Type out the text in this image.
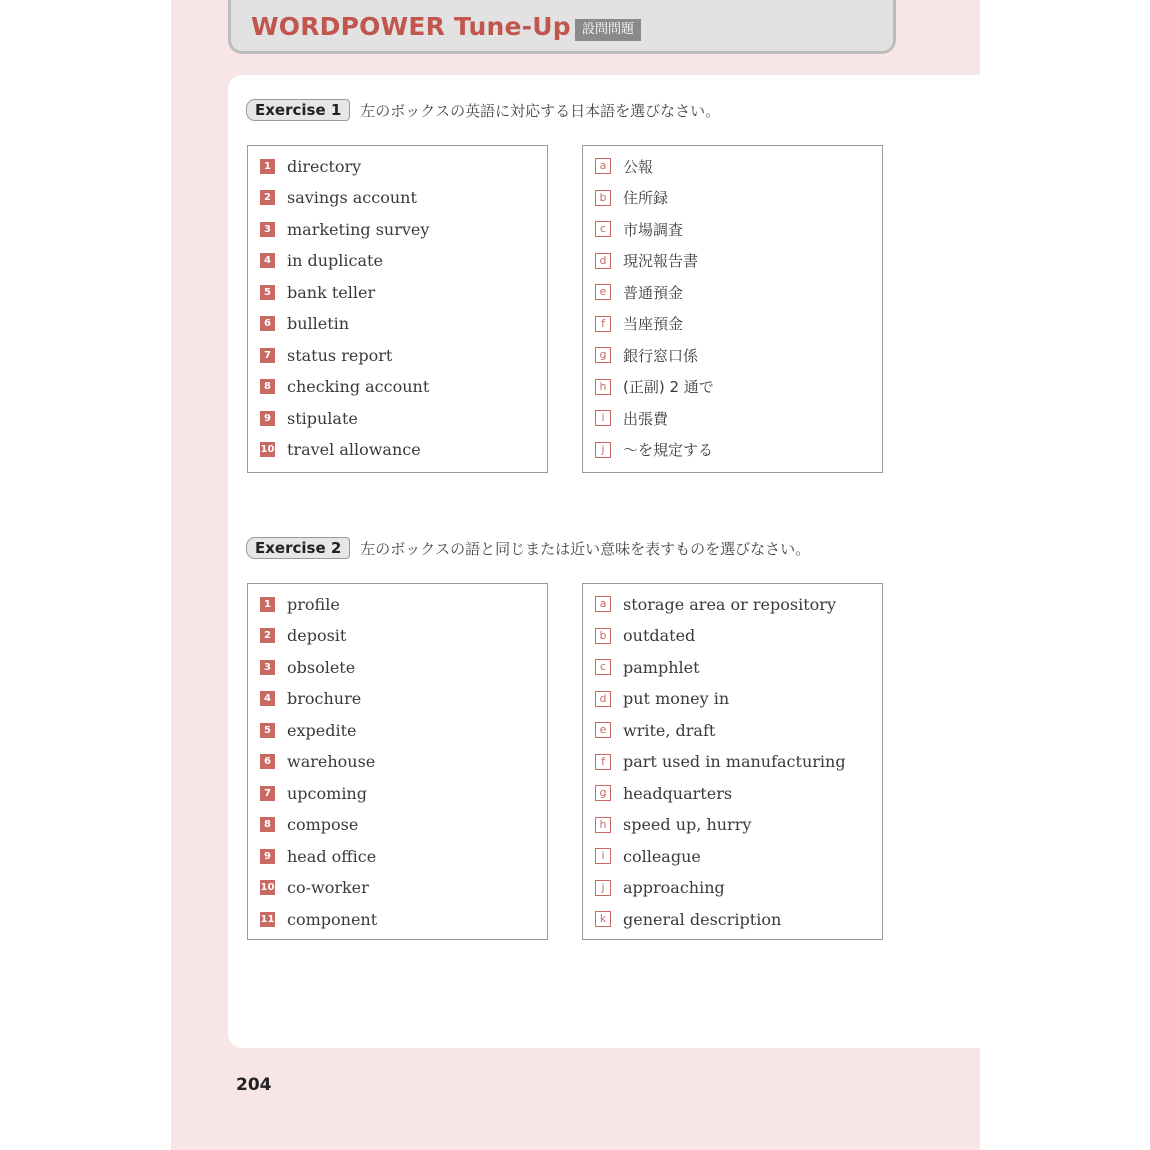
WORDPOWER Tune-Up 設問問題
Exercise 1	左のボックスの英語に対応する日本語を選びなさい。
1 directory
2 savings account
3 marketing survey
4 in duplicate
5 bank teller
6 bulletin
7 status report
8 checking account
9 stipulate
10 travel allowance
a	公報
b	住所録
c	市場調査
d	現況報告書
e	普通預金
f	当座預金
g	銀行窓口係
h	(正副) 2 通で
i	出張費
j	～を規定する
Exercise 2	左のボックスの語と同じまたは近い意味を表すものを選びなさい。
1 profile
2 deposit
3 obsolete
4 brochure
5 expedite
6 warehouse
7 upcoming
8 compose
9 head office
10 co-worker
11 component
a storage area or repository
b outdated
c	pamphlet
d put money in
e write, draft
f	part used in manufacturing
g headquarters
h speed up, hurry
i	colleague
j	approaching
k	general description
204
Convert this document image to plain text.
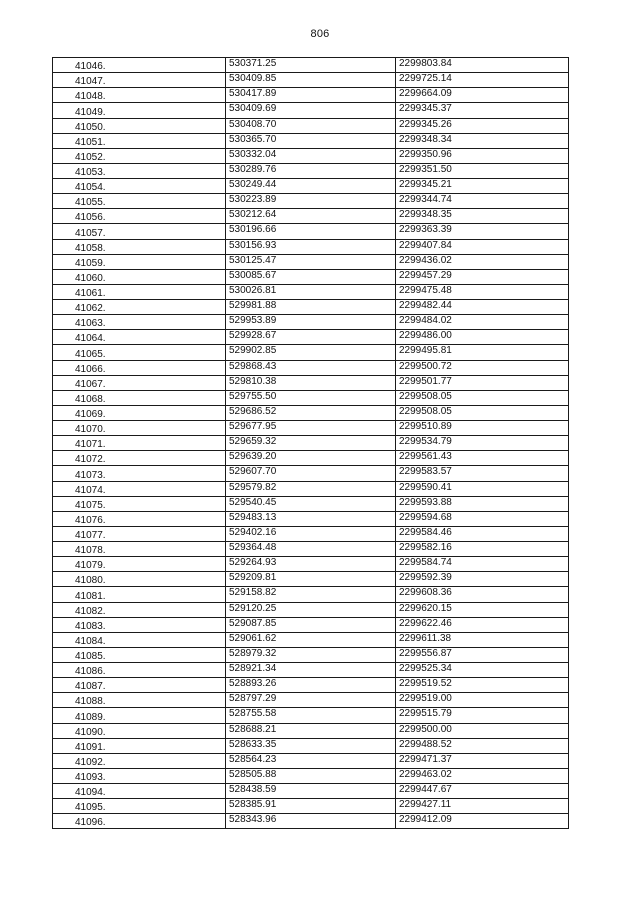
806
41046.	530371.25	2299803.84
41047.	530409.85	2299725.14
41048.	530417.89	2299664.09
41049.	530409.69	2299345.37
41050.	530408.70	2299345.26
41051.	530365.70	2299348.34
41052.	530332.04	2299350.96
41053.	530289.76	2299351.50
41054.	530249.44	2299345.21
41055.	530223.89	2299344.74
41056.	530212.64	2299348.35
41057.	530196.66	2299363.39
41058.	530156.93	2299407.84
41059.	530125.47	2299436.02
41060.	530085.67	2299457.29
41061.	530026.81	2299475.48
41062.	529981.88	2299482.44
41063.	529953.89	2299484.02
41064.	529928.67	2299486.00
41065.	529902.85	2299495.81
41066.	529868.43	2299500.72
41067.	529810.38	2299501.77
41068.	529755.50	2299508.05
41069.	529686.52	2299508.05
41070.	529677.95	2299510.89
41071.	529659.32	2299534.79
41072.	529639.20	2299561.43
41073.	529607.70	2299583.57
41074.	529579.82	2299590.41
41075.	529540.45	2299593.88
41076.	529483.13	2299594.68
41077.	529402.16	2299584.46
41078.	529364.48	2299582.16
41079.	529264.93	2299584.74
41080.	529209.81	2299592.39
41081.	529158.82	2299608.36
41082.	529120.25	2299620.15
41083.	529087.85	2299622.46
41084.	529061.62	2299611.38
41085.	528979.32	2299556.87
41086.	528921.34	2299525.34
41087.	528893.26	2299519.52
41088.	528797.29	2299519.00
41089.	528755.58	2299515.79
41090.	528688.21	2299500.00
41091.	528633.35	2299488.52
41092.	528564.23	2299471.37
41093.	528505.88	2299463.02
41094.	528438.59	2299447.67
41095.	528385.91	2299427.11
41096.	528343.96	2299412.09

WHAT YOU SHOULD DO
State how many lines of the listing include "Exercise", and nothing more.

RESULT BELOW
2